**EXCERPTED DATA**
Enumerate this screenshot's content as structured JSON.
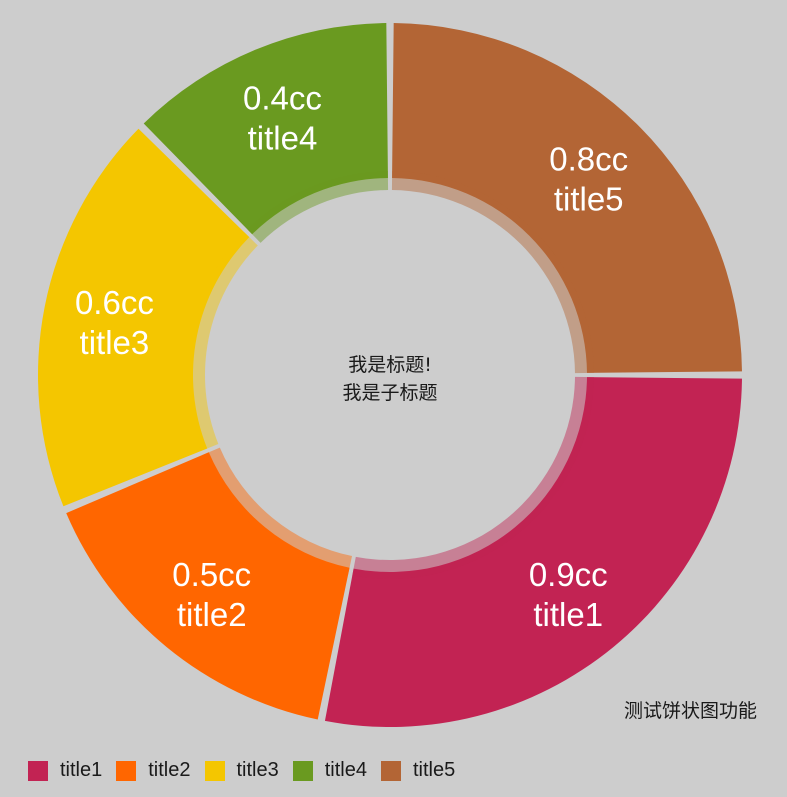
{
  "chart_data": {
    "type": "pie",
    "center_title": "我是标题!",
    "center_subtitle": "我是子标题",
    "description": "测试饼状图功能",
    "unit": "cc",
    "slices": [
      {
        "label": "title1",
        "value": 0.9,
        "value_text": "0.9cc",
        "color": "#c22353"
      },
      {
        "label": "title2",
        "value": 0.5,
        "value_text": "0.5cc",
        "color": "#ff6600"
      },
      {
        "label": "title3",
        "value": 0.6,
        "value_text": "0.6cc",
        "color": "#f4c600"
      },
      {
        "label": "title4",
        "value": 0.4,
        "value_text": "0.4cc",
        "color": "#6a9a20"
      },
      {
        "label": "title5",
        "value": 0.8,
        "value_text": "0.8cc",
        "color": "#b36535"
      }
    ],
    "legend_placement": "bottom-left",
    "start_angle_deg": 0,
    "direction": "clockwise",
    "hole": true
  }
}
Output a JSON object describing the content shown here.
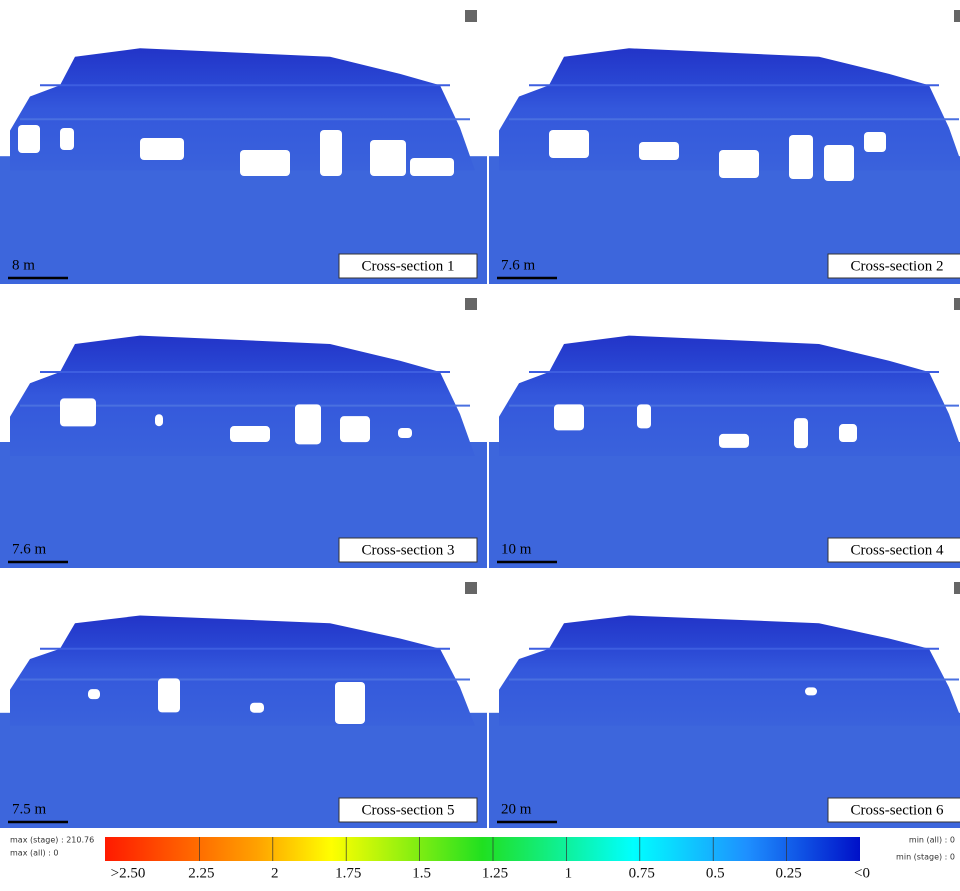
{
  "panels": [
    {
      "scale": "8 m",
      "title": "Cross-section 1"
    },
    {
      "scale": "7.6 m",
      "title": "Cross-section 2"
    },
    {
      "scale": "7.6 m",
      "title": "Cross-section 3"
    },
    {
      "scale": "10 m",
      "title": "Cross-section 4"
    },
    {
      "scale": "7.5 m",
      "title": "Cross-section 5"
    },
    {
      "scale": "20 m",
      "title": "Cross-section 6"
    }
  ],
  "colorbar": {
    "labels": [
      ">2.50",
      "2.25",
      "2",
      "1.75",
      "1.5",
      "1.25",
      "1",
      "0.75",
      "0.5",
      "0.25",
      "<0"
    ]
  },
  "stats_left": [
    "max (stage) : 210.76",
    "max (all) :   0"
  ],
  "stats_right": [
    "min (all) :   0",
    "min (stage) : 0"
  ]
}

**GIVEN INSTRUCTION**
Beginning with the line containing "Output a JSON" and ending with the last line of the material, output each line exactly; do not include pictures.

**COMPLETE OUTPUT**
Output a JSON object describing the content shown here.
{
  "panels": [
    {
      "scale": "8 m",
      "title": "Cross-section 1"
    },
    {
      "scale": "7.6 m",
      "title": "Cross-section 2"
    },
    {
      "scale": "7.6 m",
      "title": "Cross-section 3"
    },
    {
      "scale": "10 m",
      "title": "Cross-section 4"
    },
    {
      "scale": "7.5 m",
      "title": "Cross-section 5"
    },
    {
      "scale": "20 m",
      "title": "Cross-section 6"
    }
  ],
  "colorbar": {
    "labels": [
      ">2.50",
      "2.25",
      "2",
      "1.75",
      "1.5",
      "1.25",
      "1",
      "0.75",
      "0.5",
      "0.25",
      "<0"
    ]
  },
  "stats_left": [
    "max (stage) : 210.76",
    "max (all) :   0"
  ],
  "stats_right": [
    "min (all) :   0",
    "min (stage) : 0"
  ]
}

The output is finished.